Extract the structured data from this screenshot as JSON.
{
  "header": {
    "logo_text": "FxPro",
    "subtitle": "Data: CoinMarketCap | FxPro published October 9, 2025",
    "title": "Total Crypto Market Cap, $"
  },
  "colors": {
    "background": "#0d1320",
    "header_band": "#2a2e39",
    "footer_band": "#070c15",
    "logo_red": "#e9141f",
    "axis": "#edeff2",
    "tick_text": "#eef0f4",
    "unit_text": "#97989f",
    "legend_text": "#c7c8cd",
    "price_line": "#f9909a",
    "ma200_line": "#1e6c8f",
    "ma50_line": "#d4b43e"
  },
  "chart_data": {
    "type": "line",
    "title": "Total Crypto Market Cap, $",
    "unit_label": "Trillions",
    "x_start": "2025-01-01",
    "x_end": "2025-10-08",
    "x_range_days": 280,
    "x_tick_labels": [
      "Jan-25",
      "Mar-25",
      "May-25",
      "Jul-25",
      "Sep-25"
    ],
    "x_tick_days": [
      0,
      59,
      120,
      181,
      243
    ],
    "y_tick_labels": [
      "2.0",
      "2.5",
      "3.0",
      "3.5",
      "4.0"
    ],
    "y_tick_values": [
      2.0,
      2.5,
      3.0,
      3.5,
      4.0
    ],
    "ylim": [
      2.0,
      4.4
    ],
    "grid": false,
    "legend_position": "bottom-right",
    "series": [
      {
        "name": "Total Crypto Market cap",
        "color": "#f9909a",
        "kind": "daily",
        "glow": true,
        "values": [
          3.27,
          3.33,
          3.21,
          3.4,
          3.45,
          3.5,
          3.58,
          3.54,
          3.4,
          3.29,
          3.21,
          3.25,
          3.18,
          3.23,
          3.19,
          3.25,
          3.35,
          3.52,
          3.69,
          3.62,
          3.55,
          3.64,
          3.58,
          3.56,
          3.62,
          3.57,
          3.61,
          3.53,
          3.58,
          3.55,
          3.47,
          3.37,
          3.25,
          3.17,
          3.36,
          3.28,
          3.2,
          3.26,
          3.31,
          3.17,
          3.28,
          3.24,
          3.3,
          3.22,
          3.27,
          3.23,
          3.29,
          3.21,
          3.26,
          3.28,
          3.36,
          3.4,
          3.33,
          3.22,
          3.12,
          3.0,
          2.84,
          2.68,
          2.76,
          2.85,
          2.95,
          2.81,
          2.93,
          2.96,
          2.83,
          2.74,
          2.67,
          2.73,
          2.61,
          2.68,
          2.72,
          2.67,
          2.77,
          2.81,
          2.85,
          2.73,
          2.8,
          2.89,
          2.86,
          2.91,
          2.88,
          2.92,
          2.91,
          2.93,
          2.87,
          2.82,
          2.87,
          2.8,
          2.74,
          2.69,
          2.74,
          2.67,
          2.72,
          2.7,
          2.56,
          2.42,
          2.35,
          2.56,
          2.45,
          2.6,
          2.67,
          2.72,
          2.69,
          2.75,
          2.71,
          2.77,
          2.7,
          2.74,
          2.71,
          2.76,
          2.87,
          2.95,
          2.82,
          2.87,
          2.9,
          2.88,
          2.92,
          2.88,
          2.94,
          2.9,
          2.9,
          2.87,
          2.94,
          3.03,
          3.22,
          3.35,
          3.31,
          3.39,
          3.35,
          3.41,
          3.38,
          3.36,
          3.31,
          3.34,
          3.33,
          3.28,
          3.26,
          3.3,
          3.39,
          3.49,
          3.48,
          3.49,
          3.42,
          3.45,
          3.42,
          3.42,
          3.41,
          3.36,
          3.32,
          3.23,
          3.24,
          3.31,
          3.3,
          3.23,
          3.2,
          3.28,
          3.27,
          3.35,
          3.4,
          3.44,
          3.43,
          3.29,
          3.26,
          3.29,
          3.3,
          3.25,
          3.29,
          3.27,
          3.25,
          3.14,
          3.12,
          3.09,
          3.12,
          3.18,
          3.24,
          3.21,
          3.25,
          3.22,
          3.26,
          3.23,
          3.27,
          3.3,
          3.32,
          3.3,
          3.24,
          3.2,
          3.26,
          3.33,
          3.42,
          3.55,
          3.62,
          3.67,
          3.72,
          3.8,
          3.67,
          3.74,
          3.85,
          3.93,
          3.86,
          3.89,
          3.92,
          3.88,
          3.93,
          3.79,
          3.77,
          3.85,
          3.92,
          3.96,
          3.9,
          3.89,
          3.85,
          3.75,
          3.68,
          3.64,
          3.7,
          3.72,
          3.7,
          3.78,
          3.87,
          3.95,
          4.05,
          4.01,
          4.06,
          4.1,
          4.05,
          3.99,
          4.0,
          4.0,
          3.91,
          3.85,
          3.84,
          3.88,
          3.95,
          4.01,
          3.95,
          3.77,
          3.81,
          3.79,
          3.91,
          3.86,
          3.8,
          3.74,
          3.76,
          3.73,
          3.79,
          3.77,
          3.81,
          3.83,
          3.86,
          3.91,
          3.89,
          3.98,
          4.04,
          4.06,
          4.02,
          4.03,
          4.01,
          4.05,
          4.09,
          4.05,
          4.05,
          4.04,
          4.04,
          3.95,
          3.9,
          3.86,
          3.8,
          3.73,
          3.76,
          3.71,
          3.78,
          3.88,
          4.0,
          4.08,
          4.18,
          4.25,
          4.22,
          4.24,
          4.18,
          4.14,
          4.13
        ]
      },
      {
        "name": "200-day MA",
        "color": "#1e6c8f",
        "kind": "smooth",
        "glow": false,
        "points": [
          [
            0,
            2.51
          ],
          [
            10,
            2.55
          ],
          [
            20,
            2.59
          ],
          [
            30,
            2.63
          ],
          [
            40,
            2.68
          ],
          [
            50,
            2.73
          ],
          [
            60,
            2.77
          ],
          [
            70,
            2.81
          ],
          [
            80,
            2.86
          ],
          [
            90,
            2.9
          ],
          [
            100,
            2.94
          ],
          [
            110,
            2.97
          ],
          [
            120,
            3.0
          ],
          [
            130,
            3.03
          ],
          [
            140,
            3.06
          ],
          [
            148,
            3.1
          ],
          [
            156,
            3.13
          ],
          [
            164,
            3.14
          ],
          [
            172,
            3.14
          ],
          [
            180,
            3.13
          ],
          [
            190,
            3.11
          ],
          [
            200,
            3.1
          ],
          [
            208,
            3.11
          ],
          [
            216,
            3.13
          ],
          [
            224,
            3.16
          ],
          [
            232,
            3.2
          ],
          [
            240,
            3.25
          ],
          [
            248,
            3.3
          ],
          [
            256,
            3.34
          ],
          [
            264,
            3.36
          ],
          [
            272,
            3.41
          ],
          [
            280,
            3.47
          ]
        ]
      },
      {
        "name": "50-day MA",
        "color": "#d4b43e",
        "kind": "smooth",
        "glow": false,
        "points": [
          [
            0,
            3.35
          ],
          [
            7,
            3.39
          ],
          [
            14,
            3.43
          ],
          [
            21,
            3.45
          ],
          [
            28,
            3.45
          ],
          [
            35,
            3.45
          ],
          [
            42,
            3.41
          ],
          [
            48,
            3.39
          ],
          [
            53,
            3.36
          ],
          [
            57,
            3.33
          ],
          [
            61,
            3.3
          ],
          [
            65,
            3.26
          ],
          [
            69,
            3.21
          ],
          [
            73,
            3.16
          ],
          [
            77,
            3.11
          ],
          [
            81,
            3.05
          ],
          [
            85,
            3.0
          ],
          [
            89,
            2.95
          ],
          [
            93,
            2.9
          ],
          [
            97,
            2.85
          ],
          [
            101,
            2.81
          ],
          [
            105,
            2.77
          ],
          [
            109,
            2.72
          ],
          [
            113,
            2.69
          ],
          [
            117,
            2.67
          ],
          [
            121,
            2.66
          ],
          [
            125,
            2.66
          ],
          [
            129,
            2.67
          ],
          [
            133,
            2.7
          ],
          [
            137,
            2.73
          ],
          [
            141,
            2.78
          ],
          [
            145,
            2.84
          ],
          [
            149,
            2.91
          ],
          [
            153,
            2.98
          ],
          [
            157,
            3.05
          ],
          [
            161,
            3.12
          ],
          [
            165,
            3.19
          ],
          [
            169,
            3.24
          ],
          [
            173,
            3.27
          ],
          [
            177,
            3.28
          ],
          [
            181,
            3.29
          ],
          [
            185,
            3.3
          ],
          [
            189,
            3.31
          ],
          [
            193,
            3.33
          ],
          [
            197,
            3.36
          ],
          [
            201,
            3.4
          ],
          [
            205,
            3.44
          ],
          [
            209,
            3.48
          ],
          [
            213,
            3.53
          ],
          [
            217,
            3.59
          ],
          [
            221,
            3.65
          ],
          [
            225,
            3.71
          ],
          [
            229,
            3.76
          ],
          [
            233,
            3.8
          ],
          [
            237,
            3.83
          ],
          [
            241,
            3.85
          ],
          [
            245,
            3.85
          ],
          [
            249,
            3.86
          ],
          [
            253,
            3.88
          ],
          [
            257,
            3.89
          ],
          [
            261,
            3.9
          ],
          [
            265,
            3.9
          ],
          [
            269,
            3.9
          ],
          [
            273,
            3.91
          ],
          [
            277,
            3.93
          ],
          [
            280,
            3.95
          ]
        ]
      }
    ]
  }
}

_GIVEN TASK_. Scan the listing above for the word "name" and copy every line that holds it.

_COMPLETED EXERCISE_.
        "name": "Total Crypto Market cap",
        "name": "200-day MA",
        "name": "50-day MA",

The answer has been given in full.